Copy whichever lines contain the string "year".

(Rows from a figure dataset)
— Start —
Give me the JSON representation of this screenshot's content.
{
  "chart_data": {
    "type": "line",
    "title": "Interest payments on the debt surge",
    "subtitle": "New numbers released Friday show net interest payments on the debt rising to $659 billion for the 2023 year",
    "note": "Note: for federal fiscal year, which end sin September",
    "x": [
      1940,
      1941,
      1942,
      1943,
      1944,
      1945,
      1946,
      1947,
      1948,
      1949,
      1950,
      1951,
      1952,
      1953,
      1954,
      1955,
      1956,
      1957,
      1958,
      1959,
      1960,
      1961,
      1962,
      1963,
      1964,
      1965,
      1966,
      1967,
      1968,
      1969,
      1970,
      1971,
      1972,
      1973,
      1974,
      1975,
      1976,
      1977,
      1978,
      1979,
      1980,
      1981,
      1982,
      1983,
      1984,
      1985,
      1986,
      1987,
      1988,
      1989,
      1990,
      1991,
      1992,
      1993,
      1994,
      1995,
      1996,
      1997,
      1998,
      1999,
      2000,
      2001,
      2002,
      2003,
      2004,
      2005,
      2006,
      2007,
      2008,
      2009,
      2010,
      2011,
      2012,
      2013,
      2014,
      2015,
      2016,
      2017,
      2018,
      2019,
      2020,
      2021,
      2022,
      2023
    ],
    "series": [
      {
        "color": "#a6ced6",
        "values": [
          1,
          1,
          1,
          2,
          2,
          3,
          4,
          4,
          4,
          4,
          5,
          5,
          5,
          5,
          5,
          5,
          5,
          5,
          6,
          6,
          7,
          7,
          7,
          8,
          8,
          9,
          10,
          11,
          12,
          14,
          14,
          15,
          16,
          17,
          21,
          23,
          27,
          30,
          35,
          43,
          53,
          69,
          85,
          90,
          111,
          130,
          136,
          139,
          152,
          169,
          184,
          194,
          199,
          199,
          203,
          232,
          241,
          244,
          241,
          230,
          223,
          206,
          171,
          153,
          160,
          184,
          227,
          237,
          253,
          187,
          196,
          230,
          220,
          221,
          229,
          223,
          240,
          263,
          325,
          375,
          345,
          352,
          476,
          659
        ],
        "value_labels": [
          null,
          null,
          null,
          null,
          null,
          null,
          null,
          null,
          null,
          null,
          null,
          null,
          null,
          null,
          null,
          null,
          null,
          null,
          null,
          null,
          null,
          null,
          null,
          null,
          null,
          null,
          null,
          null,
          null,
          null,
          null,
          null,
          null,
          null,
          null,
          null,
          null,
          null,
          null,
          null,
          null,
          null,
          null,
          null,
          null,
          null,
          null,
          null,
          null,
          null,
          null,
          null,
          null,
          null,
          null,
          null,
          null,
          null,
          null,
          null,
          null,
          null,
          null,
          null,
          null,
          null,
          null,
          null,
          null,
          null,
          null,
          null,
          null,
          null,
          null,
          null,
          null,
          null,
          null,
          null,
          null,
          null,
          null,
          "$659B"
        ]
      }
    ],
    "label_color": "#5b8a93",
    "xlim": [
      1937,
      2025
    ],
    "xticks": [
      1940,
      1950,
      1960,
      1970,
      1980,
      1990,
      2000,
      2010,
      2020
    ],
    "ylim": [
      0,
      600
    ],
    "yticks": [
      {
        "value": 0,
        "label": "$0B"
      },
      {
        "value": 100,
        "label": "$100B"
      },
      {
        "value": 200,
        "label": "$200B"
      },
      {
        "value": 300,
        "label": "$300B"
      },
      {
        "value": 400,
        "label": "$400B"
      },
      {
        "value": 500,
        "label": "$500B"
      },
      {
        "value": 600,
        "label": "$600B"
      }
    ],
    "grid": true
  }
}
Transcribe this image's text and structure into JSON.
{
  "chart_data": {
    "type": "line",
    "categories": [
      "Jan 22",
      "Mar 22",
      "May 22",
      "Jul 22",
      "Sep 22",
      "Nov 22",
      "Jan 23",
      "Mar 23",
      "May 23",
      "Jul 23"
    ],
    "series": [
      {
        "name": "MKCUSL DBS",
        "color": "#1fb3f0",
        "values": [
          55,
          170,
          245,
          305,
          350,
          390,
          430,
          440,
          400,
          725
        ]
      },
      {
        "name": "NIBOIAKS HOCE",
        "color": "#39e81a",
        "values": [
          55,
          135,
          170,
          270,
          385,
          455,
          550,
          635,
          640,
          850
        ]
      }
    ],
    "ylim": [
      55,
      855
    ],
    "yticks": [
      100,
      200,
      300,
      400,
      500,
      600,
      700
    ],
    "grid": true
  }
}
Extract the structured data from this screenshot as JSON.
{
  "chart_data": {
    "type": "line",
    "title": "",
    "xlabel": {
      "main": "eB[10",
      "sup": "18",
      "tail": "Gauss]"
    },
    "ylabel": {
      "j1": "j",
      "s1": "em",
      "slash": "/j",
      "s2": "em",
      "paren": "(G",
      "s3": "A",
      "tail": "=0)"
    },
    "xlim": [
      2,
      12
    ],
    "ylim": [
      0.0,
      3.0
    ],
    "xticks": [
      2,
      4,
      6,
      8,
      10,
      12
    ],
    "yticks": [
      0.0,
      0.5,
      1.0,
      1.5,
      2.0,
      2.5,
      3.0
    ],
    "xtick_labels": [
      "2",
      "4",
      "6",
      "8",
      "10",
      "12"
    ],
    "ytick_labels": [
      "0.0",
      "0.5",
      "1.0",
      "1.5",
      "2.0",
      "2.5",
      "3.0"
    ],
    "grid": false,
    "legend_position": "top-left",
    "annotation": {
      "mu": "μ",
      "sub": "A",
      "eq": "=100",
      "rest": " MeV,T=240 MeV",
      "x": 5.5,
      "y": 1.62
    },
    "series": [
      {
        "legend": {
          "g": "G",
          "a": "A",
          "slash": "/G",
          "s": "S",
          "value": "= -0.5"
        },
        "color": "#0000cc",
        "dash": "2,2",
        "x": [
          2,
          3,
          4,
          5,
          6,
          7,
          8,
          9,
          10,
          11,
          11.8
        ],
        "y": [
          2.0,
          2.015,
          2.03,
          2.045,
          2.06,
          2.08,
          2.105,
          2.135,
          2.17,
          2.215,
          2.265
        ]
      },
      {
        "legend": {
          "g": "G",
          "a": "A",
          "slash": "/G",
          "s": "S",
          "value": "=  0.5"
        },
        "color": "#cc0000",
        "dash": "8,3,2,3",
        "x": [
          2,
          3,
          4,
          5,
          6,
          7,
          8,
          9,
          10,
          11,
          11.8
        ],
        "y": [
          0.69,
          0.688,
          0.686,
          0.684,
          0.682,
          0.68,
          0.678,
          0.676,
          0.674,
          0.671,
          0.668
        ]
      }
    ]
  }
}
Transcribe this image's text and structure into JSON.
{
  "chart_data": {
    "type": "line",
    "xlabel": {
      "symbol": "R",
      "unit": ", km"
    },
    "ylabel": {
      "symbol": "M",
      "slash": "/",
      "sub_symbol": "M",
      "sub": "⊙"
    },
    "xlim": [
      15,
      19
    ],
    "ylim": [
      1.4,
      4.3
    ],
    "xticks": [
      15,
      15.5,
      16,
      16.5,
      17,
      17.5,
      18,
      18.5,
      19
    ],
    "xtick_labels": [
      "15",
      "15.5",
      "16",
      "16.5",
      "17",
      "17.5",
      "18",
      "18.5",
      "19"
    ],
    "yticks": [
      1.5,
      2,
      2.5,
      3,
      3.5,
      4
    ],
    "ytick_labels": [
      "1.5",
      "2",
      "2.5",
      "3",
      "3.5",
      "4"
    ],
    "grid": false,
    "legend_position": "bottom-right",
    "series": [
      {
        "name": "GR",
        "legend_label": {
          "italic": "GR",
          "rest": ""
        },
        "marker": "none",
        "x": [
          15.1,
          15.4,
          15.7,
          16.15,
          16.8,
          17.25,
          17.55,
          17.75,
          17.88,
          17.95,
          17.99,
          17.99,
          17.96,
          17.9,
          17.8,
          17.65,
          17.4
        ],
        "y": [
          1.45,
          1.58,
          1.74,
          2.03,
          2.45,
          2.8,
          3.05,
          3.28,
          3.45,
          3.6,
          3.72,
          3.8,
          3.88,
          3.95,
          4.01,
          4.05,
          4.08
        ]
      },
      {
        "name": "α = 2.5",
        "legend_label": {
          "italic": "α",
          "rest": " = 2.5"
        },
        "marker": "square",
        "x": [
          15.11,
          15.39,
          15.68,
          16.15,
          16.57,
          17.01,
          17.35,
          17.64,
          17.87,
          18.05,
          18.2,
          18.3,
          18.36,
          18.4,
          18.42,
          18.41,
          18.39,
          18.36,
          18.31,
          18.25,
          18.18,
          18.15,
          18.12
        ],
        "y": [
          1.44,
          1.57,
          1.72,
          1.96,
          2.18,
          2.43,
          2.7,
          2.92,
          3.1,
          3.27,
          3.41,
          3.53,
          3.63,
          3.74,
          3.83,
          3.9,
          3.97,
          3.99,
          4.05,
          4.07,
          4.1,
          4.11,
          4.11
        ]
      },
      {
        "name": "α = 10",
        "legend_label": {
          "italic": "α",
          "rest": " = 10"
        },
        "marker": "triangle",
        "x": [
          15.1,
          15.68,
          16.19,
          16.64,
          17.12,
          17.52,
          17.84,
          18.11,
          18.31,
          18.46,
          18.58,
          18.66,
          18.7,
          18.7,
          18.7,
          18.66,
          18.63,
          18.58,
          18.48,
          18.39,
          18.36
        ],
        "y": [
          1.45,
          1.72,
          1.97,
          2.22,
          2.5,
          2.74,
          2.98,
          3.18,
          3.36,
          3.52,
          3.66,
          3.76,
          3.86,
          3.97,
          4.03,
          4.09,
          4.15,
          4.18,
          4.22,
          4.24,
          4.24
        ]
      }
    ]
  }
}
— End —
■ Worked solution
    "subtitle": "New numbers released Friday show net interest payments on the debt rising to $659 billion for the 2023 year",
    "note": "Note: for federal fiscal year, which end sin September",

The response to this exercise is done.